• [Quoted passage]:
The program comprehension literature since 1983 is full of evidence for Brooks' assertion. For instance, Robertson et al. found that programmers frequently revisited code that they had already read--or written--in order to sharpen their hypotheses about the program. And Von Mayrhauser and Vans found that the programmer they observed would draw on an arsenal of hypotheses--the equivalent of prior theories--for understanding code. Unlike a compiler, the programmer would opportunistically abandon hypotheses that became too time-consuming, instead formulating different ones that fit better with what he was observing in the code.

Hermeneutic guessing; prior and passing theories

"[T]o get things done in the world, we must bring into agreement or match not only our codifiable forestructures of words, sentences, and linguistic conventions; we must match as well our forestructures of judgment and belief, and these forestructures never match precisely." (Kent, Paralogic 16)

"When we guess, we shift ground linguistically in order to convey information or decipher information, and the guesswork that allows us to shift ground relies on paralogical elements of language use, elements like skill, intuition, taste, and sympathy." (Kent, Paralogic 40)

• [Record set]:
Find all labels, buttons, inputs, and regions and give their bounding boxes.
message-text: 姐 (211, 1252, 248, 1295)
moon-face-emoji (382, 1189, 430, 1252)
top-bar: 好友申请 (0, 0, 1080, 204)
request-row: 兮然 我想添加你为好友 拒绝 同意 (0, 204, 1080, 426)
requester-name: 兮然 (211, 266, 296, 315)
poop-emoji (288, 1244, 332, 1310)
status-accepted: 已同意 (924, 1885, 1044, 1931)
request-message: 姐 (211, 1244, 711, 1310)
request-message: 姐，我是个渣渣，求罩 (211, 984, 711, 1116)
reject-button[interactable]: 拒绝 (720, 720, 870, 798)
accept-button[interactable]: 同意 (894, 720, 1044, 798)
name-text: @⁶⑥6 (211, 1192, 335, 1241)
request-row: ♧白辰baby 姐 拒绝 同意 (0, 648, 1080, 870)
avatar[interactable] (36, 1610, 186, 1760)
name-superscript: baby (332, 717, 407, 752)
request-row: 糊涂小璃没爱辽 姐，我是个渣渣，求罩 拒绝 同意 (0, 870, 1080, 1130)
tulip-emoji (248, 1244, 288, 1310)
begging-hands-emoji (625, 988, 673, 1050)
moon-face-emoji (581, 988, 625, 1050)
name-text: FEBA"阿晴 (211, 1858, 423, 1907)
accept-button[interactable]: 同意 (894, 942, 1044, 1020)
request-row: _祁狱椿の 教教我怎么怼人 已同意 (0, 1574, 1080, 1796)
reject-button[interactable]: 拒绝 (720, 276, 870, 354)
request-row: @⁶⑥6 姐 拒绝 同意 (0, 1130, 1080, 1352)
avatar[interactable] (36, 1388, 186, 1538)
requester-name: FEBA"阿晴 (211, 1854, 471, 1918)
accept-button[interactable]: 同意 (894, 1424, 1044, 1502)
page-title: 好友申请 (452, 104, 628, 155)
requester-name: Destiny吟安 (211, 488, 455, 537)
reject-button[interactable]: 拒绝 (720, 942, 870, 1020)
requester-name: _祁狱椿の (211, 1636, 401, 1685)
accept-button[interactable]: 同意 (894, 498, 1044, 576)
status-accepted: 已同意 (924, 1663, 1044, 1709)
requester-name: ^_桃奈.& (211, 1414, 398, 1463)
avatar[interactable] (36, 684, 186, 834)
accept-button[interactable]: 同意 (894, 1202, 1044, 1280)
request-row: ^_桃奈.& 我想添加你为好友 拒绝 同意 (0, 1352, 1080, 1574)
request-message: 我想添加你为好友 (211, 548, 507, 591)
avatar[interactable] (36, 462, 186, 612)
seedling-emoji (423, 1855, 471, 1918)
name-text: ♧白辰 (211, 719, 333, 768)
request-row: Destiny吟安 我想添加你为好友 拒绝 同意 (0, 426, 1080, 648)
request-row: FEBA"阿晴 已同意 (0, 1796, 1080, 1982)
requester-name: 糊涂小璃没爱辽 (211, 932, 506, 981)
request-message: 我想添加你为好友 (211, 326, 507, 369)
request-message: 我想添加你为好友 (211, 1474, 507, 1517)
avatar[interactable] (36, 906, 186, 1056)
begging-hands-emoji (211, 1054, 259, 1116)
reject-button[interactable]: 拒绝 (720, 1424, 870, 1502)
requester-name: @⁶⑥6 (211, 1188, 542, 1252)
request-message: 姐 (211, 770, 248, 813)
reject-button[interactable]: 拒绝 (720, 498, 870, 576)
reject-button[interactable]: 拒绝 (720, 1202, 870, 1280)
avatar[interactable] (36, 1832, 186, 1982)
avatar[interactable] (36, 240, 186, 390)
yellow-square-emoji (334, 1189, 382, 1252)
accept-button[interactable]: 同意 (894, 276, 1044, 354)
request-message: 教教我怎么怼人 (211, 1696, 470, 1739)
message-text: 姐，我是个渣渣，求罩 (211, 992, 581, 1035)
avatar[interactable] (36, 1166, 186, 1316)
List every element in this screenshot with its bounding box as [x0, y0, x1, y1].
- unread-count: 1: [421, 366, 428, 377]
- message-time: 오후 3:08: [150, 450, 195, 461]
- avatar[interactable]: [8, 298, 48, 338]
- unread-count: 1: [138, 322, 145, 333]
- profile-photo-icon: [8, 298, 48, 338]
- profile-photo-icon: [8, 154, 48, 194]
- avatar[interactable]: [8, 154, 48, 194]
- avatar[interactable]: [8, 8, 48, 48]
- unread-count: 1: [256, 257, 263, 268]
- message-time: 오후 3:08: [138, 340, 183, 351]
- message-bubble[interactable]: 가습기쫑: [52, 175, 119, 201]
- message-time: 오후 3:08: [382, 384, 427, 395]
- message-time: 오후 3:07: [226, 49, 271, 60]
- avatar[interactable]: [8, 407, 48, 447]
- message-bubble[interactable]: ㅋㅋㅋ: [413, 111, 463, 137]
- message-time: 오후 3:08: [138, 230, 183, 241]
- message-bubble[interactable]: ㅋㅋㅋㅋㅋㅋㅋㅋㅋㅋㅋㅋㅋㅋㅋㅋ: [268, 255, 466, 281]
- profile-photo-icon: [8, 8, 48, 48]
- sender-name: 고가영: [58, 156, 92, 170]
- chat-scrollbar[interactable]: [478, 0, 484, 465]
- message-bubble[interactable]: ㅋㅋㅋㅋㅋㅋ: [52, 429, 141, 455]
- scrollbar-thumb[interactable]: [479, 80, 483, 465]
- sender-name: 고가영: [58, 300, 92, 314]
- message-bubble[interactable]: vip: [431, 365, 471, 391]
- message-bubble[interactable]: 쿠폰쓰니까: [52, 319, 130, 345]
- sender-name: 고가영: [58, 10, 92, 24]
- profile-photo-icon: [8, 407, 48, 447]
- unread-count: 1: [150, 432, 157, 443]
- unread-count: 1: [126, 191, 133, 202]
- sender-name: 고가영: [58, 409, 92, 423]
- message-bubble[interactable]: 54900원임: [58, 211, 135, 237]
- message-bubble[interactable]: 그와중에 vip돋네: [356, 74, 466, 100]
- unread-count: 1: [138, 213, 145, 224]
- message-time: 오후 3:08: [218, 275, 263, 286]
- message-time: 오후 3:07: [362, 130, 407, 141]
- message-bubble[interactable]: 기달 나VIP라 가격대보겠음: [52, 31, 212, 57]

• [What is asked]:
1. Transcribe the passage on program comprehension from "Hermeneutic guessing; prior" up to and including "(Kent, Paralogic 40)".
2. According to the passage on program comprehension, what did the programmer observed by Von Mayrhauser and Vans do with hypotheses that became too time-consuming?
3. Do these statements agree with the passage on program comprehension? Answer yes or no for each, quoting the deciding words.
(a) Robertson et al. found that programmers rarely went back to code they had already written.
(b) Kent says that forestructures of judgment and belief never match precisely.
(c) Kent counts intuition among the paralogical elements of language use.

• [The responses]:
1.
Hermeneutic guessing; prior and passing theories

"[T]o get things done in the world, we must bring into agreement or match not only our codifiable forestructures of words, sentences, and linguistic conventions; we must match as well our forestructures of judgment and belief, and these forestructures never match precisely." (Kent, Paralogic 16)

"When we guess, we shift ground linguistically in order to convey information or decipher information, and the guesswork that allows us to shift ground relies on paralogical elements of language use, elements like skill, intuition, taste, and sympathy." (Kent, Paralogic 40)

2. He opportunistically abandoned them and formulated different ones that fit better with what he was observing in the code.

3.
(a) No: "programmers frequently revisited code that they had already read--or written"
(b) Yes: "these forestructures never match precisely"
(c) Yes: "elements like skill, intuition, taste, and sympathy"